• What to work on:
Put the material, from its first line through the line containing "308, 712, 322]", into a Markdown table with the columns Row and Line. Number each row and leave out any blank lines.
((
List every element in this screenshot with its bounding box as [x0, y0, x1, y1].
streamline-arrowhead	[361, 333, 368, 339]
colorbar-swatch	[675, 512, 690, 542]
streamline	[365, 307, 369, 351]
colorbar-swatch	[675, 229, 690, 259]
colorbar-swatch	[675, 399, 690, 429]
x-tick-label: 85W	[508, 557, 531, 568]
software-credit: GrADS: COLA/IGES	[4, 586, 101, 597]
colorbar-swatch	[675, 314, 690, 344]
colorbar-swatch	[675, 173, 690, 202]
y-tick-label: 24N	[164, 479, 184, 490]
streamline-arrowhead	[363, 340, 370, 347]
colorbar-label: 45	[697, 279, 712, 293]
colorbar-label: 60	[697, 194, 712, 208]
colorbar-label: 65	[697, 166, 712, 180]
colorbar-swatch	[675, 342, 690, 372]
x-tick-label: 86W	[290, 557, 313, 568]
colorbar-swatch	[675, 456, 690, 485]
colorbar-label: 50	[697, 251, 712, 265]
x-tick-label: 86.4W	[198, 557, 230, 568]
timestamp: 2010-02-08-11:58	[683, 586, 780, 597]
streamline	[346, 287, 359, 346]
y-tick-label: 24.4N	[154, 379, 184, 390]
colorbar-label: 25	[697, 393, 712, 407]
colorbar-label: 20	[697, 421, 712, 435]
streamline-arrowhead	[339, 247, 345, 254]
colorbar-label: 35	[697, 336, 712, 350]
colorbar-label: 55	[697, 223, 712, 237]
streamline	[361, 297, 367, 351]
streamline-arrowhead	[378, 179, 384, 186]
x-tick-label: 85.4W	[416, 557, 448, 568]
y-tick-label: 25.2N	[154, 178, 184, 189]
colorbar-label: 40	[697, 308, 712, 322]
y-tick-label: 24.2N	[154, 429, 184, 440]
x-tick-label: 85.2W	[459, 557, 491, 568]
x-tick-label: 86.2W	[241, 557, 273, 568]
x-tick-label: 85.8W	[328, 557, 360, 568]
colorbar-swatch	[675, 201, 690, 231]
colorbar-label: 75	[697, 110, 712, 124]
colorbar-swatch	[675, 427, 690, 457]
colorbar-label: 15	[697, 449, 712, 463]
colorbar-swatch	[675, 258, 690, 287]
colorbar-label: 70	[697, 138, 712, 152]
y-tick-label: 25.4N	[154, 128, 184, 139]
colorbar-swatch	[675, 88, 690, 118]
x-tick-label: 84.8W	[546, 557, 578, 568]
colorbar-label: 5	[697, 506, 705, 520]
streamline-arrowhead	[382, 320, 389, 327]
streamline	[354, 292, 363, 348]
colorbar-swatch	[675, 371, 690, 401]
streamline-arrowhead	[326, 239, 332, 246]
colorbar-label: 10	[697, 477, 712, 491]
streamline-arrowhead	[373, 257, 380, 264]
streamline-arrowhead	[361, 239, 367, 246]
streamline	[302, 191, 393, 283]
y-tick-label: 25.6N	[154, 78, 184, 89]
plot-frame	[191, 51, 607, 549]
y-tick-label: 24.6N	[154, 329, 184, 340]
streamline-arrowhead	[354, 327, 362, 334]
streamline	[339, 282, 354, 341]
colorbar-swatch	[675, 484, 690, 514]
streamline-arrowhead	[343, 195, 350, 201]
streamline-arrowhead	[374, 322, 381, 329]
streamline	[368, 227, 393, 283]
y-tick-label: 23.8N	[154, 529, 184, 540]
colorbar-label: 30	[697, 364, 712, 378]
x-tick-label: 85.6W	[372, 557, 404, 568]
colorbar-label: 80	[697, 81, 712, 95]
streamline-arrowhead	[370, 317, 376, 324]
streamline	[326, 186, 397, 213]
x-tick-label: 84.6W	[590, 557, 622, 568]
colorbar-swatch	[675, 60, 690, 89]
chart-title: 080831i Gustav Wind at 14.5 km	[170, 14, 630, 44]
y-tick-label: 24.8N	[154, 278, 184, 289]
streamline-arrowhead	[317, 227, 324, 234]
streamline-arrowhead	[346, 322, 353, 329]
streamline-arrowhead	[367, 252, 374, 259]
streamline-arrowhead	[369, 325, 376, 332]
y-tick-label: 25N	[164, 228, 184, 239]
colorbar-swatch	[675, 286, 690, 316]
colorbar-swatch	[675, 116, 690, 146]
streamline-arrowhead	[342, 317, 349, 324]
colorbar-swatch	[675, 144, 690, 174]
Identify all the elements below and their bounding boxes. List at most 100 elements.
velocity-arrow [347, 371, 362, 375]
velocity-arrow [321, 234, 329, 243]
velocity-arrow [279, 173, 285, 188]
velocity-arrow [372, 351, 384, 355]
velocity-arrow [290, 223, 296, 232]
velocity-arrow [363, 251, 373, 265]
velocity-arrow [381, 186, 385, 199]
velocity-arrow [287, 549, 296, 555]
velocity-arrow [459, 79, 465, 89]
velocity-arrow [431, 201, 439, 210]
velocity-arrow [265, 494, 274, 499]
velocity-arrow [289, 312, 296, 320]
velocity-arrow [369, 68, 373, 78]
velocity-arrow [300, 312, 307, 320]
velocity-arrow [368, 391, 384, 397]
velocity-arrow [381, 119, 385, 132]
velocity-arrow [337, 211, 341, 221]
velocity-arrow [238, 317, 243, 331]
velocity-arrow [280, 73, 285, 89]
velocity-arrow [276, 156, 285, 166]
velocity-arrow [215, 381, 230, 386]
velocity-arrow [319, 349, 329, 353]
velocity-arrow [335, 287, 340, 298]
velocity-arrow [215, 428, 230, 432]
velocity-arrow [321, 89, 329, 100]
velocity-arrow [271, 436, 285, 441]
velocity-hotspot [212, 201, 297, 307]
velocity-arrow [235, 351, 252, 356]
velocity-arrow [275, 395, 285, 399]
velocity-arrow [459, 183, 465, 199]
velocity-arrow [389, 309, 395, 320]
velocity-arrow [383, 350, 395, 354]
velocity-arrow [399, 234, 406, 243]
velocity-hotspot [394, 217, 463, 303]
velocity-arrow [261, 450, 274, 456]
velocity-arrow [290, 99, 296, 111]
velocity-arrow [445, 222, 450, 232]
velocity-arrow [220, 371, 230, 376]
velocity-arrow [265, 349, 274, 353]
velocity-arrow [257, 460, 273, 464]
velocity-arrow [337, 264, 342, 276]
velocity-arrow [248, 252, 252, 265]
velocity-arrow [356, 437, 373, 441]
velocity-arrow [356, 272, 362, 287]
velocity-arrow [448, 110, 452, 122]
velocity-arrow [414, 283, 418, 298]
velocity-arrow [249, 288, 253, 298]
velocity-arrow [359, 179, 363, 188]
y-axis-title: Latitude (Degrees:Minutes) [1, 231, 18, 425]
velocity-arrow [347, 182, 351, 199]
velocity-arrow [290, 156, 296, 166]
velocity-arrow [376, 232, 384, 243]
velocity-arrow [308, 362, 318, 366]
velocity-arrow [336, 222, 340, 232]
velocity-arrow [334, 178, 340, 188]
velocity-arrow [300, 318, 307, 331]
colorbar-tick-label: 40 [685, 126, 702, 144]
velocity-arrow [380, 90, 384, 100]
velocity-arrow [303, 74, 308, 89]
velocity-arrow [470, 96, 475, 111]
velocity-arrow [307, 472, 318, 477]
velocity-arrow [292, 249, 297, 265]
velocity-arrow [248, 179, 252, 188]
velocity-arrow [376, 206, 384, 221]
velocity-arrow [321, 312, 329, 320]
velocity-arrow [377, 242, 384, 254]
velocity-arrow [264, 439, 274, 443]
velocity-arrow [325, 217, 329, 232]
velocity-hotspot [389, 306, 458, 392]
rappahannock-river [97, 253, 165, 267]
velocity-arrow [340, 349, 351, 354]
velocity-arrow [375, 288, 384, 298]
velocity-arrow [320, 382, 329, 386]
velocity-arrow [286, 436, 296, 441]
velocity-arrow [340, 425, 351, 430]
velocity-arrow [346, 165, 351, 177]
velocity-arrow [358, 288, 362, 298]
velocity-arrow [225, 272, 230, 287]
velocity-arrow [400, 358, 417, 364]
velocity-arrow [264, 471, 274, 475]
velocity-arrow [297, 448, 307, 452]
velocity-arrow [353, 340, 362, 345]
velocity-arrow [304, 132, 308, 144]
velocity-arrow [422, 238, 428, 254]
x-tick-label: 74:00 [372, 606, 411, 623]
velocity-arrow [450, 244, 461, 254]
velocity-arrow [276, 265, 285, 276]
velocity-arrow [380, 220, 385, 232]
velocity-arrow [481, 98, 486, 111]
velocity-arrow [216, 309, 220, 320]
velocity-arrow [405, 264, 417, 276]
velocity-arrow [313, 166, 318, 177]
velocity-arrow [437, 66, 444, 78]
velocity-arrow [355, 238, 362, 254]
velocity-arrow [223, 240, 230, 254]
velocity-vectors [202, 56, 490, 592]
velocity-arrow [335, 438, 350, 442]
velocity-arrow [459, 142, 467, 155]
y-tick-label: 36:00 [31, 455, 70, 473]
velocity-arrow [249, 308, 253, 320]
))
• Worked solution:
| Row | Line |
|---|---|
| 1 | List every element in this screenshot with its bounding box as [x0, y0, x1, y1]. |
| 2 | streamline-arrowhead	[361, 333, 368, 339] |
| 3 | colorbar-swatch	[675, 512, 690, 542] |
| 4 | streamline	[365, 307, 369, 351] |
| 5 | colorbar-swatch	[675, 229, 690, 259] |
| 6 | colorbar-swatch	[675, 399, 690, 429] |
| 7 | x-tick-label: 85W	[508, 557, 531, 568] |
| 8 | software-credit: GrADS: COLA/IGES	[4, 586, 101, 597] |
| 9 | colorbar-swatch	[675, 314, 690, 344] |
| 10 | colorbar-swatch	[675, 173, 690, 202] |
| 11 | y-tick-label: 24N	[164, 479, 184, 490] |
| 12 | streamline-arrowhead	[363, 340, 370, 347] |
| 13 | colorbar-label: 45	[697, 279, 712, 293] |
| 14 | colorbar-label: 60	[697, 194, 712, 208] |
| 15 | colorbar-label: 65	[697, 166, 712, 180] |
| 16 | colorbar-swatch	[675, 342, 690, 372] |
| 17 | x-tick-label: 86W	[290, 557, 313, 568] |
| 18 | colorbar-swatch	[675, 456, 690, 485] |
| 19 | colorbar-label: 50	[697, 251, 712, 265] |
| 20 | x-tick-label: 86.4W	[198, 557, 230, 568] |
| 21 | timestamp: 2010-02-08-11:58	[683, 586, 780, 597] |
| 22 | streamline	[346, 287, 359, 346] |
| 23 | y-tick-label: 24.4N	[154, 379, 184, 390] |
| 24 | colorbar-label: 25	[697, 393, 712, 407] |
| 25 | colorbar-label: 20	[697, 421, 712, 435] |
| 26 | streamline-arrowhead	[339, 247, 345, 254] |
| 27 | colorbar-label: 35	[697, 336, 712, 350] |
| 28 | colorbar-label: 55	[697, 223, 712, 237] |
| 29 | streamline	[361, 297, 367, 351] |
| 30 | streamline-arrowhead	[378, 179, 384, 186] |
| 31 | x-tick-label: 85.4W	[416, 557, 448, 568] |
| 32 | y-tick-label: 25.2N	[154, 178, 184, 189] |
| 33 | colorbar-label: 40	[697, 308, 712, 322] |